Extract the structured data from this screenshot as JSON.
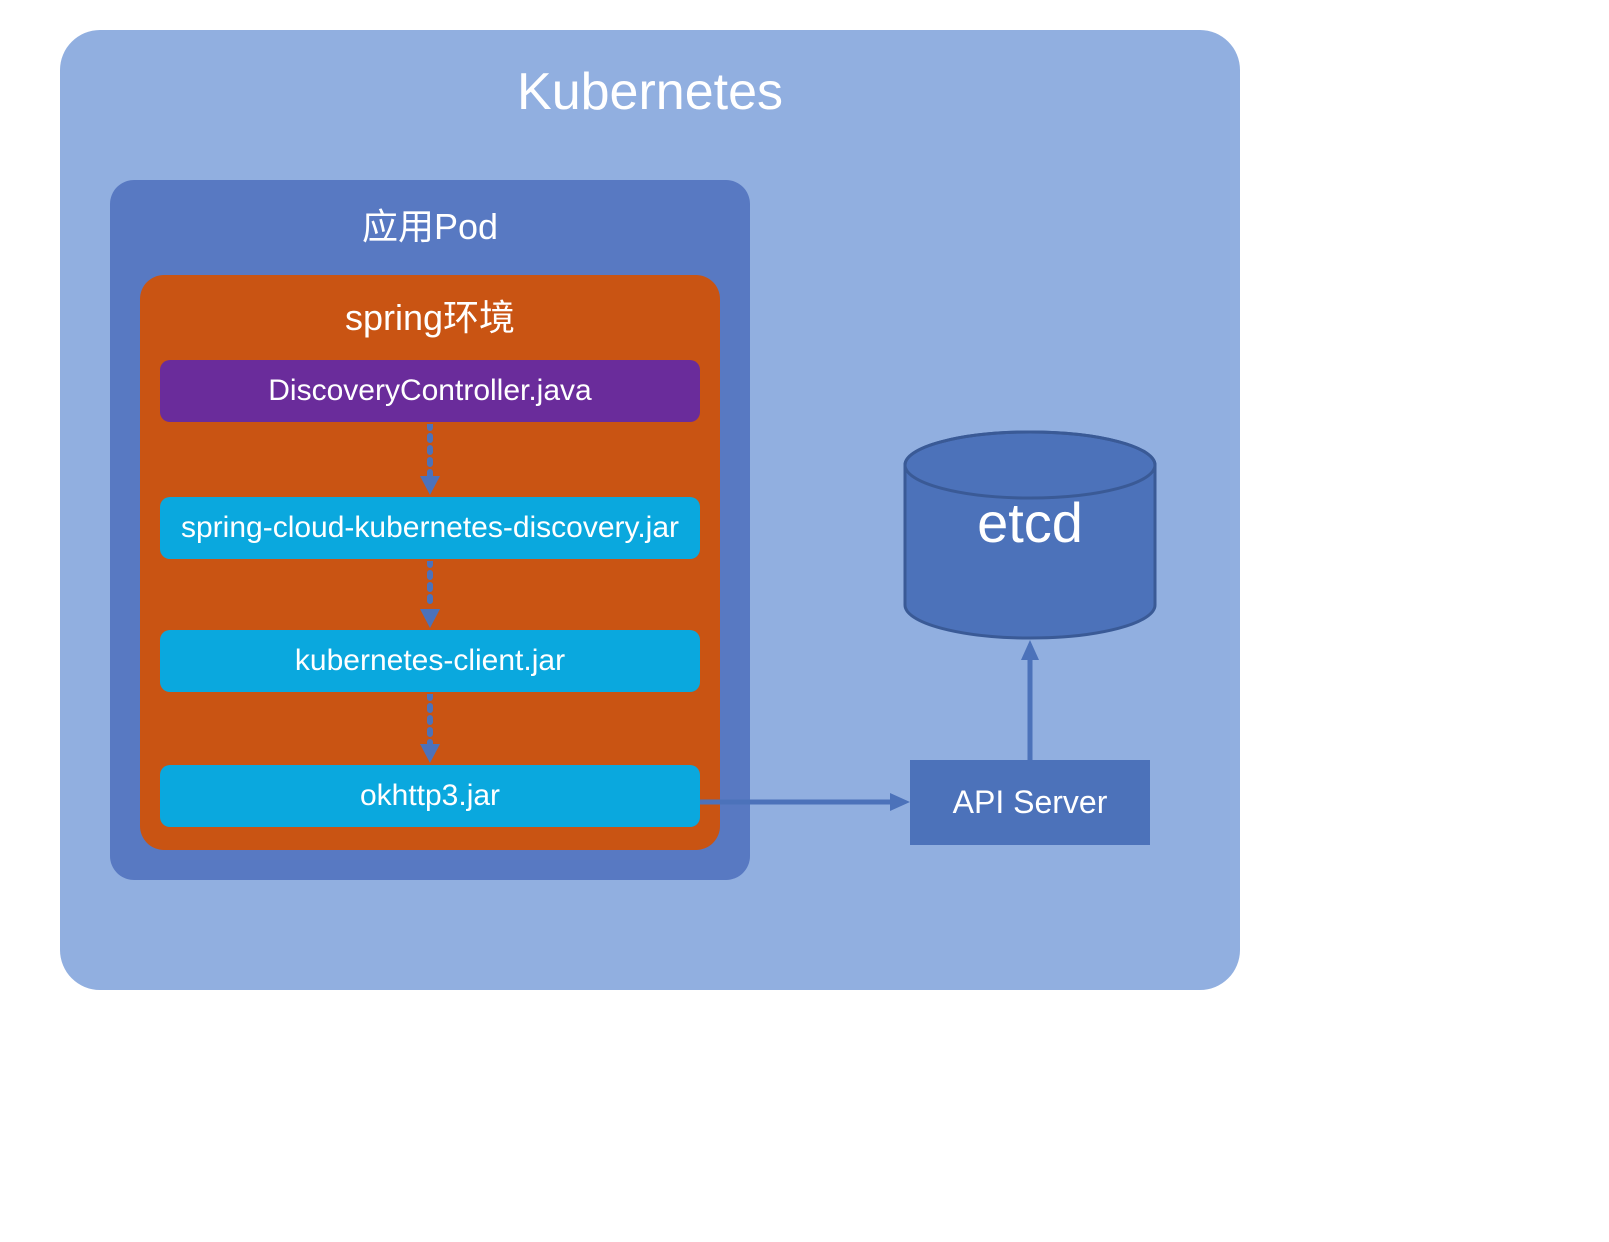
{
  "diagram": {
    "outer_title": "Kubernetes",
    "pod_title": "应用Pod",
    "spring_title": "spring环境",
    "layers": {
      "controller": "DiscoveryController.java",
      "discovery": "spring-cloud-kubernetes-discovery.jar",
      "client": "kubernetes-client.jar",
      "okhttp": "okhttp3.jar"
    },
    "api_server": "API Server",
    "etcd": "etcd"
  },
  "chart_data": {
    "type": "diagram",
    "nodes": [
      {
        "id": "k8s",
        "label": "Kubernetes",
        "type": "container"
      },
      {
        "id": "pod",
        "label": "应用Pod",
        "type": "container",
        "parent": "k8s"
      },
      {
        "id": "spring",
        "label": "spring环境",
        "type": "container",
        "parent": "pod"
      },
      {
        "id": "controller",
        "label": "DiscoveryController.java",
        "parent": "spring",
        "color": "#6a2c9b"
      },
      {
        "id": "discovery",
        "label": "spring-cloud-kubernetes-discovery.jar",
        "parent": "spring",
        "color": "#0aa8de"
      },
      {
        "id": "client",
        "label": "kubernetes-client.jar",
        "parent": "spring",
        "color": "#0aa8de"
      },
      {
        "id": "okhttp",
        "label": "okhttp3.jar",
        "parent": "spring",
        "color": "#0aa8de"
      },
      {
        "id": "apiserver",
        "label": "API Server",
        "parent": "k8s",
        "color": "#4c72ba"
      },
      {
        "id": "etcd",
        "label": "etcd",
        "parent": "k8s",
        "shape": "cylinder",
        "color": "#4c72ba"
      }
    ],
    "edges": [
      {
        "from": "controller",
        "to": "discovery",
        "style": "dotted"
      },
      {
        "from": "discovery",
        "to": "client",
        "style": "dotted"
      },
      {
        "from": "client",
        "to": "okhttp",
        "style": "dotted"
      },
      {
        "from": "okhttp",
        "to": "apiserver",
        "style": "solid"
      },
      {
        "from": "apiserver",
        "to": "etcd",
        "style": "solid"
      }
    ]
  }
}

____________________

[Requirement]: Extract every line containing the string "type" from the material.

[Final answer]:
    "type": "diagram",
        "type": "container"
        "type": "container",
        "type": "container",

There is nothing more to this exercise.